From the entries below, copy every line that holds the word "CASI".
··· DATA FOR THIS EXERCISE
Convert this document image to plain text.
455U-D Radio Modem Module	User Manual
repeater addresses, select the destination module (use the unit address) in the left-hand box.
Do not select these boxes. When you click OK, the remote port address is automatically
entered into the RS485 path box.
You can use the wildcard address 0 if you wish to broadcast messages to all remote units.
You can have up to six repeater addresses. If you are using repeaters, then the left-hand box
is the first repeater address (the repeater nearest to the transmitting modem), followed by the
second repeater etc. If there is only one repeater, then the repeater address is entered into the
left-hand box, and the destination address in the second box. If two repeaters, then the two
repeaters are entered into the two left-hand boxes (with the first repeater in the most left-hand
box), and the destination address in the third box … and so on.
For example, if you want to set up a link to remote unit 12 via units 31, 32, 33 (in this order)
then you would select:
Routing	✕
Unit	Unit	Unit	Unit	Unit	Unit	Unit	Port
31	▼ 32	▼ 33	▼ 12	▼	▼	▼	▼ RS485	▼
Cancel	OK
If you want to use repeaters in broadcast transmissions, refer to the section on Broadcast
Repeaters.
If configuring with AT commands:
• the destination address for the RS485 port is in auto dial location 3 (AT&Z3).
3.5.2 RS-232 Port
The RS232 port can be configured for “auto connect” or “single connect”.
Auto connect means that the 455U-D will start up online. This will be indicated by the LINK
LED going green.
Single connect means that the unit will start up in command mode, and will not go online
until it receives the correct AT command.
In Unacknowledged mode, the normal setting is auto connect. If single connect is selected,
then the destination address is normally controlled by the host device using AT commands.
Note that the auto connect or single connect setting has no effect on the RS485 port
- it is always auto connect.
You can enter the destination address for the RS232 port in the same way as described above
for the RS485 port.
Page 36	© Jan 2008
······
··· DATA FOR THIS EXERCISE
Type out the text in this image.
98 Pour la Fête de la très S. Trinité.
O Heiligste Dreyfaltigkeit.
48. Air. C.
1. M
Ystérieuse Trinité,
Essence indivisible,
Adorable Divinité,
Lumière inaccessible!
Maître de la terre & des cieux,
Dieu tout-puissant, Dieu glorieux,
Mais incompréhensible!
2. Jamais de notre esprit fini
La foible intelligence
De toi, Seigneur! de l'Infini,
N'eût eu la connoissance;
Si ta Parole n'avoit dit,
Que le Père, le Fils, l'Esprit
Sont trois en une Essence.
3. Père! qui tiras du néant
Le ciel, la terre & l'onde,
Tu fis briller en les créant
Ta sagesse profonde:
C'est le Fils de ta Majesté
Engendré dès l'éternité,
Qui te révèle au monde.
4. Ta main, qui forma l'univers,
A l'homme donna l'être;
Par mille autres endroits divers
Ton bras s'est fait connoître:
······
··· DATA FOR THIS EXERCISE
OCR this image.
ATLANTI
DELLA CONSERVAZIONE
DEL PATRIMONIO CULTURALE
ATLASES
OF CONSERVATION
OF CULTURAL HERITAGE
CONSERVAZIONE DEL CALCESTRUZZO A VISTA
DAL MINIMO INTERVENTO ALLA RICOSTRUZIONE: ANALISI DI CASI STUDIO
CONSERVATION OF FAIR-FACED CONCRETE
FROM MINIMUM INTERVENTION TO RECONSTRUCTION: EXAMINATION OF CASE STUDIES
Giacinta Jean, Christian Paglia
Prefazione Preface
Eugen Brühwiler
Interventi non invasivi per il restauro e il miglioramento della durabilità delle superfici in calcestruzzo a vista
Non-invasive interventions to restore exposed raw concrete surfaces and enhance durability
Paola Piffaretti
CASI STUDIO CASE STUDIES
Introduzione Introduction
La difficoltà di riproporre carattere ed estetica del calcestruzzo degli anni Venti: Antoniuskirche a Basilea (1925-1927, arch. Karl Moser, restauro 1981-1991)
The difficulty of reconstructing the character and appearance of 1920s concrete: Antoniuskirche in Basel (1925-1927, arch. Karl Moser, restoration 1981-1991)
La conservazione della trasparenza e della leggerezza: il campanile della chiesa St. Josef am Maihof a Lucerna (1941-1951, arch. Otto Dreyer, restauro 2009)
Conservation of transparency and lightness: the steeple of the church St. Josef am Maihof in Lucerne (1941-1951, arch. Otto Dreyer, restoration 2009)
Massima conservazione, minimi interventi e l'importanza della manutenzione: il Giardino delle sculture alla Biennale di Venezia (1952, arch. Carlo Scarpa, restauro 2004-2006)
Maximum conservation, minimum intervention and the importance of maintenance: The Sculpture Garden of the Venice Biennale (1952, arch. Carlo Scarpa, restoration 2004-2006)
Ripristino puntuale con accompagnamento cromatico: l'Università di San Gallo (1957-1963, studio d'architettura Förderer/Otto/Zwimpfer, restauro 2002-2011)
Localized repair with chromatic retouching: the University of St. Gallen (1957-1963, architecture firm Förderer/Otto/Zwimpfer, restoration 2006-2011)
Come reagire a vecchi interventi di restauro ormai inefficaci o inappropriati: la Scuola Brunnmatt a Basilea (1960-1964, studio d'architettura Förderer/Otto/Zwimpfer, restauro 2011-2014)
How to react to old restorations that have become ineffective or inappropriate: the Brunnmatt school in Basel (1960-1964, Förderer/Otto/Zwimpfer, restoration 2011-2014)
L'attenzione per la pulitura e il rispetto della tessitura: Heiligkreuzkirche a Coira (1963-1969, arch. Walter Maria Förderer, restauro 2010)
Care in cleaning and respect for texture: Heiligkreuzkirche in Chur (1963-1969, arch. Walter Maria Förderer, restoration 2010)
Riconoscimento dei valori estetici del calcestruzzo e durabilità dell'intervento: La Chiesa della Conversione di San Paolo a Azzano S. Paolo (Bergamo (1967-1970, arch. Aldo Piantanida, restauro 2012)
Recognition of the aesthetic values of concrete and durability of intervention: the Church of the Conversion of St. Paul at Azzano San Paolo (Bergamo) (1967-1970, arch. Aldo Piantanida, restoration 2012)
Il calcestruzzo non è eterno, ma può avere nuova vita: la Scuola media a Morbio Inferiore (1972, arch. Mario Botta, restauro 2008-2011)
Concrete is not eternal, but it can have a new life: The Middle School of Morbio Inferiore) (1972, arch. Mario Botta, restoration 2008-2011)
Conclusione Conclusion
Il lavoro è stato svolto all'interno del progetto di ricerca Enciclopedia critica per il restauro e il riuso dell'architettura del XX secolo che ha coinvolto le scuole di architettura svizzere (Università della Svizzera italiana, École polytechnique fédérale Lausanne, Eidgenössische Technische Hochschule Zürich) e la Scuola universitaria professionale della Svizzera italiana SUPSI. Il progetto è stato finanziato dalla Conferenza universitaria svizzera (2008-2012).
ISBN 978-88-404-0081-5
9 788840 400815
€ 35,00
······
__SOLUTION TO THIS PROBLEM__
DAL MINIMO INTERVENTO ALLA RICOSTRUZIONE: ANALISI DI CASI STUDIO
CASI STUDIO CASE STUDIES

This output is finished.